Written task:
Check each line of the records below for the string "this", then state how many lines contain it, with no other output.

Extracted material:
============
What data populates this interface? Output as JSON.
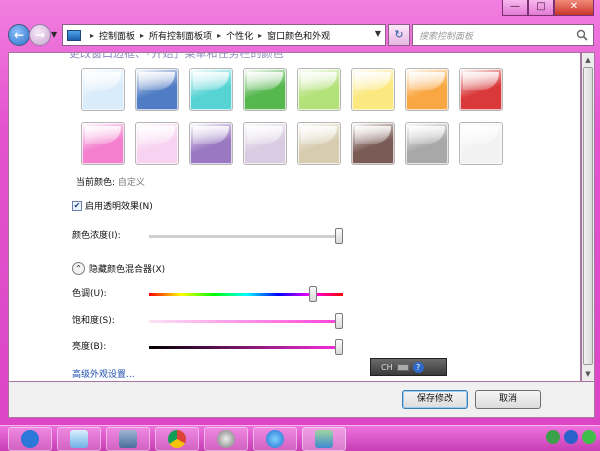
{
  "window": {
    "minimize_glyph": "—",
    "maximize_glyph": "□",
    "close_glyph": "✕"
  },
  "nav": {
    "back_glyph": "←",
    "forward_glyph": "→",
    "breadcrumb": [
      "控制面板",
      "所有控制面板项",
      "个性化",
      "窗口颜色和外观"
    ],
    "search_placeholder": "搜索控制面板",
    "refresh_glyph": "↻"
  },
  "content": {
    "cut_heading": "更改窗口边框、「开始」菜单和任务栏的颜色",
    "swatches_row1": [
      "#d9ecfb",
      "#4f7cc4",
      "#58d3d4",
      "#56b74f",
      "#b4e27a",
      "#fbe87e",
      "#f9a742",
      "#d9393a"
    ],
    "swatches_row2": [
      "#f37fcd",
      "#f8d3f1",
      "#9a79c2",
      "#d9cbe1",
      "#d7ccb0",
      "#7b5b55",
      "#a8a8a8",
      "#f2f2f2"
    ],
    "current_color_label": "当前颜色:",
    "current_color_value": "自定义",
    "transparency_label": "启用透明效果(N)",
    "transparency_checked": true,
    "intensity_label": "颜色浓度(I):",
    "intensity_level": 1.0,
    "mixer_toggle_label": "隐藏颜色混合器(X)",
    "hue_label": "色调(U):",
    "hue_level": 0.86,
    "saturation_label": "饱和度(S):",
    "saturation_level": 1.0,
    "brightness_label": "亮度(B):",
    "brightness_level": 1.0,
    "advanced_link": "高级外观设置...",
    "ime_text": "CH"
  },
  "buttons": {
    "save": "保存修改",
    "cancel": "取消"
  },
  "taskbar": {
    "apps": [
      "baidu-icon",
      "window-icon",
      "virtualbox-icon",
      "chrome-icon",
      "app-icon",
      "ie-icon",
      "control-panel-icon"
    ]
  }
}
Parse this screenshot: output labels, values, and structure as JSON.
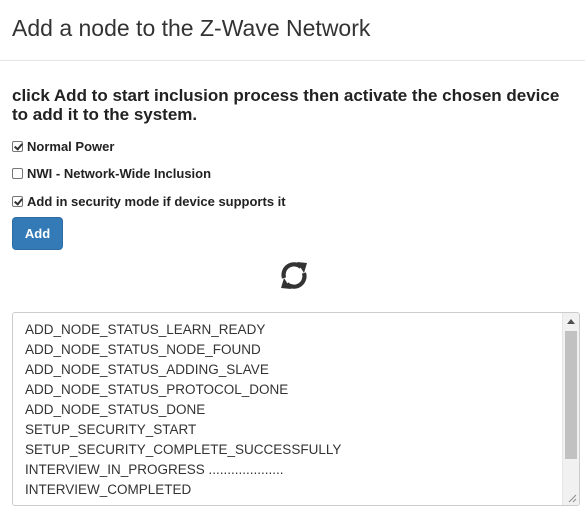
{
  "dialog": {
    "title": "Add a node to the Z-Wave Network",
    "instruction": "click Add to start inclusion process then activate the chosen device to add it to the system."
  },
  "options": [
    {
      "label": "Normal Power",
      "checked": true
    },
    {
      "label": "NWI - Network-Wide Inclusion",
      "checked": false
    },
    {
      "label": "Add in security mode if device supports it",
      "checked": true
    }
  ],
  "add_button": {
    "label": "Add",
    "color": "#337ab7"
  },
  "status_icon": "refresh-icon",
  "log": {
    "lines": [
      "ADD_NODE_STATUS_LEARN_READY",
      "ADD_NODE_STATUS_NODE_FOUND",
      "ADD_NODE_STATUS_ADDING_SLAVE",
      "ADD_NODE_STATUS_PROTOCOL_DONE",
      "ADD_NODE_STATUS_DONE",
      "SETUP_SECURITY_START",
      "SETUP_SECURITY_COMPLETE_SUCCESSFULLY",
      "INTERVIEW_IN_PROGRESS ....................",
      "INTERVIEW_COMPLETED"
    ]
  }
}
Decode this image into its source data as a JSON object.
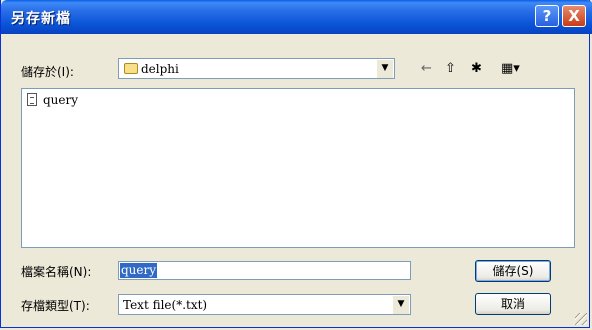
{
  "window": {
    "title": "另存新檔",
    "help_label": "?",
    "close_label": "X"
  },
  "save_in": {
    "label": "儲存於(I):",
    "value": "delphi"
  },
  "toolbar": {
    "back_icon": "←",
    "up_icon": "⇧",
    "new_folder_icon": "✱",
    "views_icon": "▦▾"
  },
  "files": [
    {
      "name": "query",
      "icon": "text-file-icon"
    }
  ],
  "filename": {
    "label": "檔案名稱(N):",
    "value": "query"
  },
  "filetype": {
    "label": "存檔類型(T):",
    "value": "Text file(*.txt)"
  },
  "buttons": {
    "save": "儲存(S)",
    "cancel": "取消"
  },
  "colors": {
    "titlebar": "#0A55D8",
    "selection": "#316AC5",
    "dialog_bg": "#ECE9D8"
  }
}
============
Expected output:
3